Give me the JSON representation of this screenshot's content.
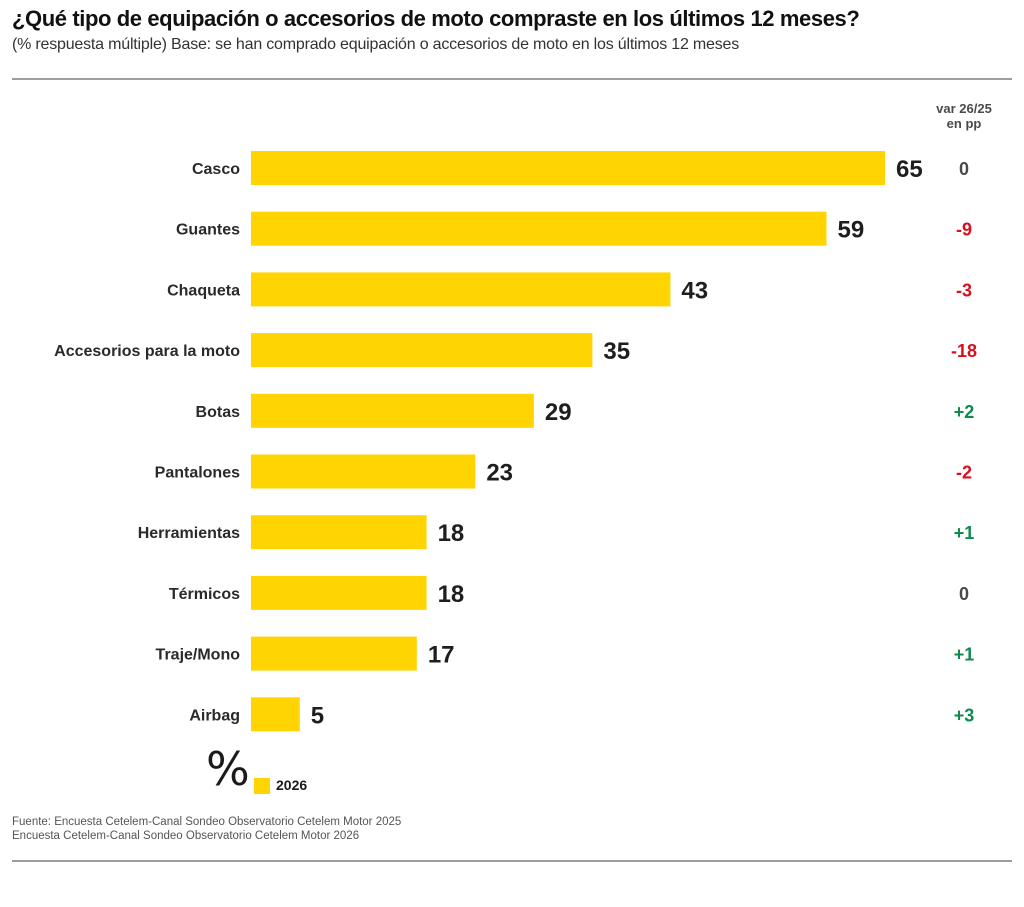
{
  "header": {
    "title": "¿Qué tipo de equipación o accesorios de moto compraste en los últimos 12 meses?",
    "subtitle": "(% respuesta múltiple) Base: se han comprado equipación o accesorios de moto en los últimos 12 meses"
  },
  "var_header": {
    "line1": "var 26/25",
    "line2": "en pp"
  },
  "legend": {
    "unit_symbol": "%",
    "series_label": "2026"
  },
  "source": {
    "line1": "Fuente: Encuesta Cetelem-Canal Sondeo Observatorio Cetelem Motor 2025",
    "line2": "Encuesta Cetelem-Canal Sondeo Observatorio Cetelem Motor 2026"
  },
  "colors": {
    "bar": "#FFD400",
    "positive": "#0f8a4f",
    "negative": "#d8101e",
    "neutral": "#4a4a4a"
  },
  "chart_data": {
    "type": "bar",
    "orientation": "horizontal",
    "title": "¿Qué tipo de equipación o accesorios de moto compraste en los últimos 12 meses?",
    "subtitle": "(% respuesta múltiple) Base: se han comprado equipación o accesorios de moto en los últimos 12 meses",
    "xlabel": "%",
    "ylabel": "",
    "xlim": [
      0,
      65
    ],
    "grid": false,
    "legend_position": "bottom-left",
    "categories": [
      "Casco",
      "Guantes",
      "Chaqueta",
      "Accesorios para la moto",
      "Botas",
      "Pantalones",
      "Herramientas",
      "Térmicos",
      "Traje/Mono",
      "Airbag"
    ],
    "series": [
      {
        "name": "2026",
        "values": [
          65,
          59,
          43,
          35,
          29,
          23,
          18,
          18,
          17,
          5
        ]
      }
    ],
    "annotations": {
      "title": "var 26/25 en pp",
      "values": [
        "0",
        "-9",
        "-3",
        "-18",
        "+2",
        "-2",
        "+1",
        "0",
        "+1",
        "+3"
      ]
    }
  }
}
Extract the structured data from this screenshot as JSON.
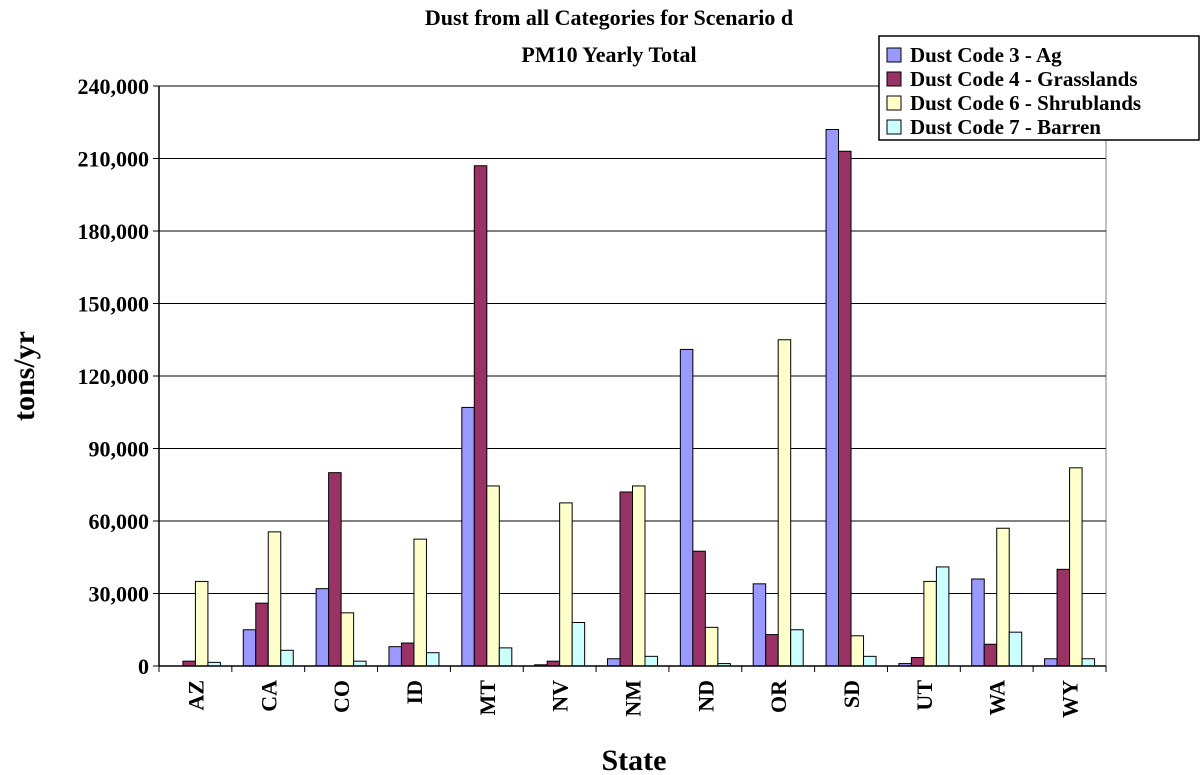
{
  "chart_data": {
    "type": "bar",
    "title": "Dust from all Categories for Scenario d",
    "subtitle": "PM10 Yearly Total",
    "xlabel": "State",
    "ylabel": "tons/yr",
    "categories": [
      "AZ",
      "CA",
      "CO",
      "ID",
      "MT",
      "NV",
      "NM",
      "ND",
      "OR",
      "SD",
      "UT",
      "WA",
      "WY"
    ],
    "ylim": [
      0,
      240000
    ],
    "yticks": [
      0,
      30000,
      60000,
      90000,
      120000,
      150000,
      180000,
      210000,
      240000
    ],
    "ytick_labels": [
      "0",
      "30,000",
      "60,000",
      "90,000",
      "120,000",
      "150,000",
      "180,000",
      "210,000",
      "240,000"
    ],
    "grid": true,
    "legend_position": "top-right",
    "series": [
      {
        "name": "Dust Code 3 - Ag",
        "color": "#9999ff",
        "values": [
          0,
          15000,
          32000,
          8000,
          107000,
          500,
          3000,
          131000,
          34000,
          222000,
          1000,
          36000,
          3000
        ]
      },
      {
        "name": "Dust Code 4 - Grasslands",
        "color": "#993366",
        "values": [
          2000,
          26000,
          80000,
          9500,
          207000,
          2000,
          72000,
          47500,
          13000,
          213000,
          3500,
          9000,
          40000
        ]
      },
      {
        "name": "Dust Code 6 - Shrublands",
        "color": "#ffffcc",
        "values": [
          35000,
          55500,
          22000,
          52500,
          74500,
          67500,
          74500,
          16000,
          135000,
          12500,
          35000,
          57000,
          82000
        ]
      },
      {
        "name": "Dust Code 7 - Barren",
        "color": "#ccffff",
        "values": [
          1500,
          6500,
          2000,
          5500,
          7500,
          18000,
          4000,
          1000,
          15000,
          4000,
          41000,
          14000,
          3000
        ]
      }
    ]
  }
}
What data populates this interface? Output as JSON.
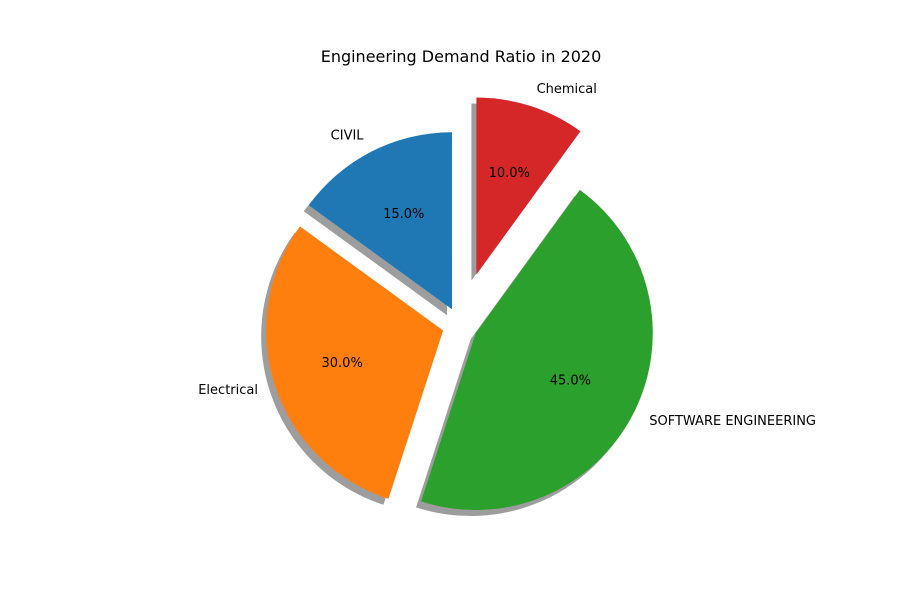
{
  "chart_data": {
    "type": "pie",
    "title": "Engineering Demand Ratio in 2020",
    "slices": [
      {
        "label": "CIVIL",
        "value": 15,
        "pct_label": "15.0%",
        "color": "#1f77b4",
        "explode": 0.1
      },
      {
        "label": "Electrical",
        "value": 30,
        "pct_label": "30.0%",
        "color": "#ff7f0e",
        "explode": 0.1
      },
      {
        "label": "SOFTWARE ENGINEERING",
        "value": 45,
        "pct_label": "45.0%",
        "color": "#2ca02c",
        "explode": 0.1
      },
      {
        "label": "Chemical",
        "value": 10,
        "pct_label": "10.0%",
        "color": "#d62728",
        "explode": 0.3
      }
    ],
    "start_angle": 90,
    "direction": "counterclockwise",
    "shadow": true
  }
}
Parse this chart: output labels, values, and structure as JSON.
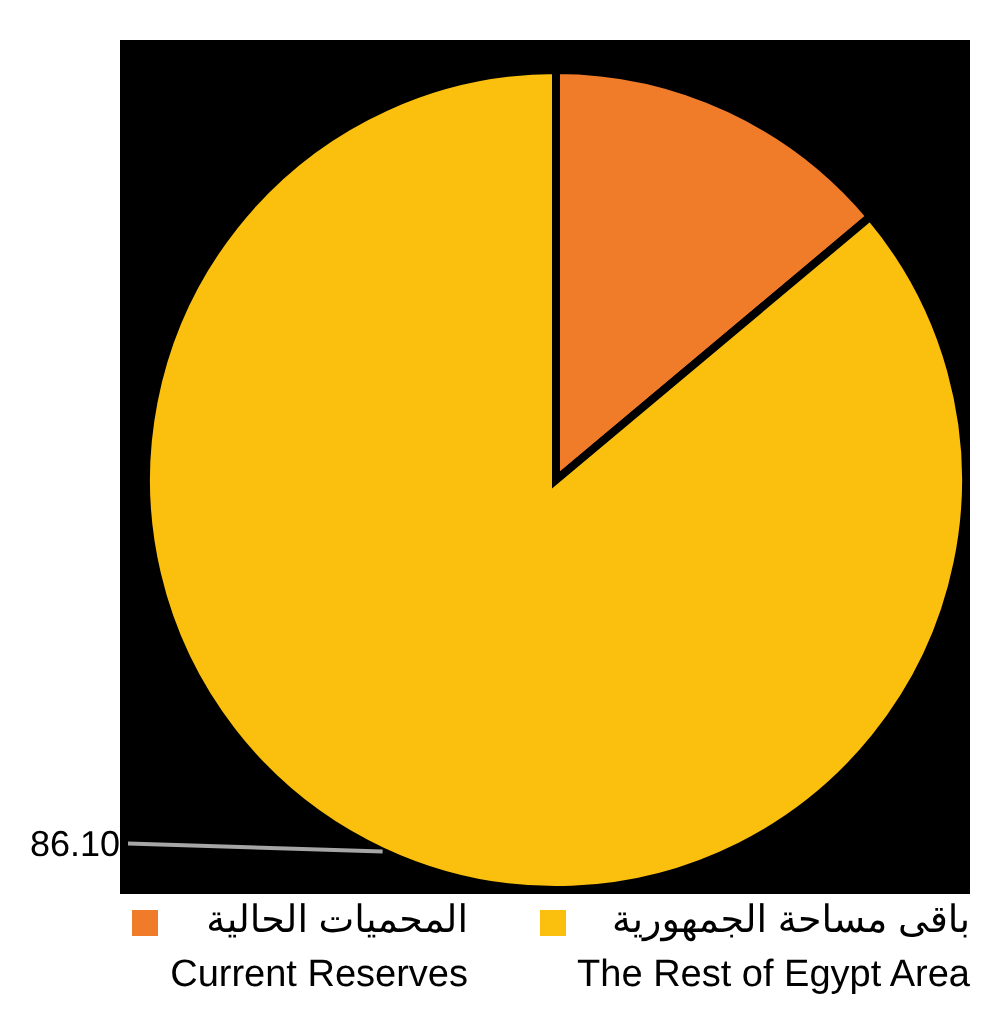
{
  "chart_data": {
    "type": "pie",
    "categories": [
      "المحميات الحالية\nCurrent Reserves",
      "باقى مساحة الجمهورية\nThe Rest of Egypt Area"
    ],
    "values": [
      13.9,
      86.1
    ],
    "colors": [
      "#f07c2a",
      "#fbbf0e"
    ],
    "value_labels": [
      null,
      "86.10"
    ],
    "legend": "bottom"
  }
}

# [PROMPT]
Print all of the entries word for word. Skip any images they contain.

# [REPLY TO THE TASK]
Give me the JSON representation of this screenshot's content.
{
  "header": {
    "title": "¿Qué tipo de equipación o accesorios de moto compraste en los últimos 12 meses?",
    "subtitle": "(% respuesta múltiple) Base: se han comprado equipación o accesorios de moto en los últimos 12 meses"
  },
  "var_header": {
    "line1": "var 26/25",
    "line2": "en pp"
  },
  "legend": {
    "unit_symbol": "%",
    "series_label": "2026"
  },
  "source": {
    "line1": "Fuente: Encuesta Cetelem-Canal Sondeo Observatorio Cetelem Motor 2025",
    "line2": "Encuesta Cetelem-Canal Sondeo Observatorio Cetelem Motor 2026"
  },
  "colors": {
    "bar": "#FFD400",
    "positive": "#0f8a4f",
    "negative": "#d8101e",
    "neutral": "#4a4a4a"
  },
  "chart_data": {
    "type": "bar",
    "orientation": "horizontal",
    "title": "¿Qué tipo de equipación o accesorios de moto compraste en los últimos 12 meses?",
    "subtitle": "(% respuesta múltiple) Base: se han comprado equipación o accesorios de moto en los últimos 12 meses",
    "xlabel": "%",
    "ylabel": "",
    "xlim": [
      0,
      65
    ],
    "grid": false,
    "legend_position": "bottom-left",
    "categories": [
      "Casco",
      "Guantes",
      "Chaqueta",
      "Accesorios para la moto",
      "Botas",
      "Pantalones",
      "Herramientas",
      "Térmicos",
      "Traje/Mono",
      "Airbag"
    ],
    "series": [
      {
        "name": "2026",
        "values": [
          65,
          59,
          43,
          35,
          29,
          23,
          18,
          18,
          17,
          5
        ]
      }
    ],
    "annotations": {
      "title": "var 26/25 en pp",
      "values": [
        "0",
        "-9",
        "-3",
        "-18",
        "+2",
        "-2",
        "+1",
        "0",
        "+1",
        "+3"
      ]
    }
  }
}
Extract the structured data from this screenshot as JSON.
{
  "chart_data": {
    "type": "bar",
    "title": "Dust from all Categories for Scenario d",
    "subtitle": "PM10 Yearly Total",
    "xlabel": "State",
    "ylabel": "tons/yr",
    "categories": [
      "AZ",
      "CA",
      "CO",
      "ID",
      "MT",
      "NV",
      "NM",
      "ND",
      "OR",
      "SD",
      "UT",
      "WA",
      "WY"
    ],
    "ylim": [
      0,
      240000
    ],
    "yticks": [
      0,
      30000,
      60000,
      90000,
      120000,
      150000,
      180000,
      210000,
      240000
    ],
    "ytick_labels": [
      "0",
      "30,000",
      "60,000",
      "90,000",
      "120,000",
      "150,000",
      "180,000",
      "210,000",
      "240,000"
    ],
    "grid": true,
    "legend_position": "top-right",
    "series": [
      {
        "name": "Dust Code 3 - Ag",
        "color": "#9999ff",
        "values": [
          0,
          15000,
          32000,
          8000,
          107000,
          500,
          3000,
          131000,
          34000,
          222000,
          1000,
          36000,
          3000
        ]
      },
      {
        "name": "Dust Code 4 - Grasslands",
        "color": "#993366",
        "values": [
          2000,
          26000,
          80000,
          9500,
          207000,
          2000,
          72000,
          47500,
          13000,
          213000,
          3500,
          9000,
          40000
        ]
      },
      {
        "name": "Dust Code 6 - Shrublands",
        "color": "#ffffcc",
        "values": [
          35000,
          55500,
          22000,
          52500,
          74500,
          67500,
          74500,
          16000,
          135000,
          12500,
          35000,
          57000,
          82000
        ]
      },
      {
        "name": "Dust Code 7 - Barren",
        "color": "#ccffff",
        "values": [
          1500,
          6500,
          2000,
          5500,
          7500,
          18000,
          4000,
          1000,
          15000,
          4000,
          41000,
          14000,
          3000
        ]
      }
    ]
  }
}
What data populates this interface? Output as JSON.
{
  "chart_data": {
    "type": "pie",
    "title": "Engineering Demand Ratio in 2020",
    "slices": [
      {
        "label": "CIVIL",
        "value": 15,
        "pct_label": "15.0%",
        "color": "#1f77b4",
        "explode": 0.1
      },
      {
        "label": "Electrical",
        "value": 30,
        "pct_label": "30.0%",
        "color": "#ff7f0e",
        "explode": 0.1
      },
      {
        "label": "SOFTWARE ENGINEERING",
        "value": 45,
        "pct_label": "45.0%",
        "color": "#2ca02c",
        "explode": 0.1
      },
      {
        "label": "Chemical",
        "value": 10,
        "pct_label": "10.0%",
        "color": "#d62728",
        "explode": 0.3
      }
    ],
    "start_angle": 90,
    "direction": "counterclockwise",
    "shadow": true
  }
}
Parse this chart: output labels, values, and structure as JSON.
{
  "chart_data": {
    "type": "pie",
    "categories": [
      "المحميات الحالية\nCurrent Reserves",
      "باقى مساحة الجمهورية\nThe Rest of Egypt Area"
    ],
    "values": [
      13.9,
      86.1
    ],
    "colors": [
      "#f07c2a",
      "#fbbf0e"
    ],
    "value_labels": [
      null,
      "86.10"
    ],
    "legend": "bottom"
  }
}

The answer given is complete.